--- Begin Source ---

The world's first folding wheels can be collapsed to take up about half the space so they're easier for wheelchair users to store and transport.
Initially designed for bicycles, the Morph folding wheel by Vitamins Design measures 60 centimetres across and has a volume of 22 litres. When folded down, the 3.4 kilogram wheel measures 80 centimetres by 32 centimetres and has a volume of only 12 litres.
"The glass-filled nylon material that the Morph Wheels are made from is a composite that allows them to be incredibly tough and strong, without becoming prohibitively heavy or expensive," said designer Duncan Fitzsimons, who first started working on the concept while studying at the Royal College of Art in London.
"The material gives elements of the stiffness and strength that you would get from a composite such as carbon fibre, combined with the robustness and lower cost that you would get from a plastic part."
The wheel was developed to fit with an industry standard quick-release wheel axle and also uses the same solid rubber tyres as most other wheelchairs. "This is great, because it means that if someone wants to change their tyres or replace them after the tread starts to wear, they can go to their local supplier to get it done," he added.

--- End Source ---

• _Request 1_:
In the folding-wheel article, set down the passage that begins at the words "The world's first" and stops after the words "Art in London.".
• _Request 2_:
List every measurement, with its unit, that the folding-wheel article gives for the Morph wheel.
• _Request 3_:
Continue the article on the Morph folding wheelchair wheel from its last sentence onward.

--- Begin Items ---

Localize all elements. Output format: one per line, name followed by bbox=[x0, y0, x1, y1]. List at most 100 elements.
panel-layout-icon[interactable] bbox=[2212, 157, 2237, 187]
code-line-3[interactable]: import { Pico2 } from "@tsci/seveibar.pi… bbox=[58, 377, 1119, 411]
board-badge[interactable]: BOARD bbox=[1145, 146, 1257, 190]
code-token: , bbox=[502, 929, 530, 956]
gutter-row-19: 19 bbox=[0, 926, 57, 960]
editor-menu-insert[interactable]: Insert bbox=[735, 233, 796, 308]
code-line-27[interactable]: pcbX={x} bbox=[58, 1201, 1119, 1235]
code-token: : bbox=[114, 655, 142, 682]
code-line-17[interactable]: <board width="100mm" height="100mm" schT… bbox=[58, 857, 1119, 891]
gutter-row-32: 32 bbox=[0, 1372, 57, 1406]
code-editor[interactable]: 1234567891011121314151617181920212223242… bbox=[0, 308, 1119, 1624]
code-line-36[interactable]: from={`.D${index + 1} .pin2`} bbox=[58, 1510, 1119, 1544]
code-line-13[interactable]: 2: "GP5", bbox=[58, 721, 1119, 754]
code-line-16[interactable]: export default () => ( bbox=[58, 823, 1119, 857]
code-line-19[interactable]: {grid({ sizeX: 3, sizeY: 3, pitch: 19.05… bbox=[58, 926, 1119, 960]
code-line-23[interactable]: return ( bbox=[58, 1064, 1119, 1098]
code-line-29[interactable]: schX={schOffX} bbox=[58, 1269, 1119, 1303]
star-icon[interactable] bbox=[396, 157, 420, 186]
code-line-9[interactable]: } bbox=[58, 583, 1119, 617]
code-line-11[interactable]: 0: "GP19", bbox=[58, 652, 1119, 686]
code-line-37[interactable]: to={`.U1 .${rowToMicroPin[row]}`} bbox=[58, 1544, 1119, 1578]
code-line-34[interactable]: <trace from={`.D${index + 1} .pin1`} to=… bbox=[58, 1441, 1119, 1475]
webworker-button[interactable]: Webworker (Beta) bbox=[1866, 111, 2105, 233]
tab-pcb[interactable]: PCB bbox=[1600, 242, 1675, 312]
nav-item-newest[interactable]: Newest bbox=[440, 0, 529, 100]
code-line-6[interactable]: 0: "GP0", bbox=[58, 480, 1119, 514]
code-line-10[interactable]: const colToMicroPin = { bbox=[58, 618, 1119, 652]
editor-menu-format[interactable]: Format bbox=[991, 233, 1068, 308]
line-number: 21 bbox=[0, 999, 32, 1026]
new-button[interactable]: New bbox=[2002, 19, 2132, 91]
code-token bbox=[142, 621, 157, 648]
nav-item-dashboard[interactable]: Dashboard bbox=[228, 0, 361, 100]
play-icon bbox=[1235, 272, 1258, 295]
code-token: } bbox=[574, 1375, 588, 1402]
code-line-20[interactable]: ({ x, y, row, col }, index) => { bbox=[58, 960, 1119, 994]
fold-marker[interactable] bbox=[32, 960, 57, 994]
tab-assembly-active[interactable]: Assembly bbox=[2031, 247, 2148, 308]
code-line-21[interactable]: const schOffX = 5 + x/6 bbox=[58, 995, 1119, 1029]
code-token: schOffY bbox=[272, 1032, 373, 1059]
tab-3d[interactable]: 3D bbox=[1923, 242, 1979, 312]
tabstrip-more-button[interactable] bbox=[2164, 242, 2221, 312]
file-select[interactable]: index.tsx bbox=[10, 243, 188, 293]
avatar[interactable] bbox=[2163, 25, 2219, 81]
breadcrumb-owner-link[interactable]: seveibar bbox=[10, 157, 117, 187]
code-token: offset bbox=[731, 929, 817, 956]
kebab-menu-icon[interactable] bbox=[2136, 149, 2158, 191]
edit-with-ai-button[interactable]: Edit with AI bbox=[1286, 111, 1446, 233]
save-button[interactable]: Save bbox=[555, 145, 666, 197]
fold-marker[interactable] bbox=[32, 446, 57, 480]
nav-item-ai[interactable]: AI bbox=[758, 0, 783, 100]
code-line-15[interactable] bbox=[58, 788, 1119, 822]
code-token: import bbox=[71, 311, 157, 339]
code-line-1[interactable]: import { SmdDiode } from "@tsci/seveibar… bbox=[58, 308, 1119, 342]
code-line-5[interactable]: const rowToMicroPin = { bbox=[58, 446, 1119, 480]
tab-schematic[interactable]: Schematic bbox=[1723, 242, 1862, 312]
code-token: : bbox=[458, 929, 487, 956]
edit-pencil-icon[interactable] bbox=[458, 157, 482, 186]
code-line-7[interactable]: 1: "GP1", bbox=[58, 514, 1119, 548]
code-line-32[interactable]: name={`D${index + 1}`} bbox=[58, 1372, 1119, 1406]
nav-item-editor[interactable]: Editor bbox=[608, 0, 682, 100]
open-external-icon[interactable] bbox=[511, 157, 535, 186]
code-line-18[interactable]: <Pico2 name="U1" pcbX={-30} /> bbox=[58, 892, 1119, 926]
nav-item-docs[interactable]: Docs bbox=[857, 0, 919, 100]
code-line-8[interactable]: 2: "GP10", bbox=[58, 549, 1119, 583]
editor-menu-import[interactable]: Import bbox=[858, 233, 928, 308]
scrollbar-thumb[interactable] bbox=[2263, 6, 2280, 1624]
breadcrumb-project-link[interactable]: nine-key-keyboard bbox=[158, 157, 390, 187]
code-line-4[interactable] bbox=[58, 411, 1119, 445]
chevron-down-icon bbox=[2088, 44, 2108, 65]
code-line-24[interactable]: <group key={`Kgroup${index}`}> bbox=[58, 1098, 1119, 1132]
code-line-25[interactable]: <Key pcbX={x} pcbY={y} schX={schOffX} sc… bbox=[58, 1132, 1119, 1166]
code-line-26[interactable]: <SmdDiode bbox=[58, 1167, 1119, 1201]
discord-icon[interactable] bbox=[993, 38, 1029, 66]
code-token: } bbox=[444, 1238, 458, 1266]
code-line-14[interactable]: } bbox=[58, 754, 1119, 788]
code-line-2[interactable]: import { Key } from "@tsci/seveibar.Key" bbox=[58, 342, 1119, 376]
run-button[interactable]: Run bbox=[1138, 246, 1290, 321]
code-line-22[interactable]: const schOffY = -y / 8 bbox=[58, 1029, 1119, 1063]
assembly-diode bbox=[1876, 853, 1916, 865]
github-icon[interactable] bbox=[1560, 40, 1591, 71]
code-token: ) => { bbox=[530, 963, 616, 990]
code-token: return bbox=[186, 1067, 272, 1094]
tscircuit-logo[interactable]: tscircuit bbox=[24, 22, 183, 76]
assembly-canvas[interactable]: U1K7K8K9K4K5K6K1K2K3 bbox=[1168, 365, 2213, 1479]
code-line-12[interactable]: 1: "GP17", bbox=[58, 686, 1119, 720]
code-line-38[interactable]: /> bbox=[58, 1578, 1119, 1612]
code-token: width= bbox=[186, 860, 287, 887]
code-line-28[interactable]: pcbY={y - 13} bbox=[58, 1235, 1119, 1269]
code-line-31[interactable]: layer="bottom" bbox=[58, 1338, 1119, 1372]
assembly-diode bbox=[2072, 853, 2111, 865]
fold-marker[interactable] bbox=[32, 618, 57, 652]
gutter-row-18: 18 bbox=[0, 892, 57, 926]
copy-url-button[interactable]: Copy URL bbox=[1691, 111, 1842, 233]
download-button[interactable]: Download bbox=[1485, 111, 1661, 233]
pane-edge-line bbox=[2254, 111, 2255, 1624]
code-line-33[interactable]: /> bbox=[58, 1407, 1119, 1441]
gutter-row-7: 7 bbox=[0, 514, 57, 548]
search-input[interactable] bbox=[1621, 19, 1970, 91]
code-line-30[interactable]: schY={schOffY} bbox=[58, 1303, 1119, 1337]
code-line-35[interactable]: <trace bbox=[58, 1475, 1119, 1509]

--- End Items ---

• _Written response 1_:
The world's first folding wheels can be collapsed to take up about half the space so they're easier for wheelchair users to store and transport.
Initially designed for bicycles, the Morph folding wheel by Vitamins Design measures 60 centimetres across and has a volume of 22 litres. When folded down, the 3.4 kilogram wheel measures 80 centimetres by 32 centimetres and has a volume of only 12 litres.
"The glass-filled nylon material that the Morph Wheels are made from is a composite that allows them to be incredibly tough and strong, without becoming prohibitively heavy or expensive," said designer Duncan Fitzsimons, who first started working on the concept while studying at the Royal College of Art in London.

• _Written response 2_:
60 centimetres
22 litres
3.4 kilogram
80 centimetres
32 centimetres
12 litres

• _Written response 3_:
The folding wheel was recently shortlisted as one of the Design Museum's Designs of the Year alongside a library in south London, a stool shaped by magnets and a new website for the UK government, among many others – see the full Designs of the Year 2013 shortlist.
The category winners and overall winner will be announced next month. All nominated entries will be on display at the museum until 7 July as part of the Designs of the Year exhibition, which includes one controversial nominee presenting 3D-printed copies of two of the other finalists' work.
Above: three prototypes pictured next to the final design
We previously featured a bespoke racing wheelchair used by Paralympic athletes and a concept for an airline seat with a detachable wheelchair.
Photographs are by Colin Ross.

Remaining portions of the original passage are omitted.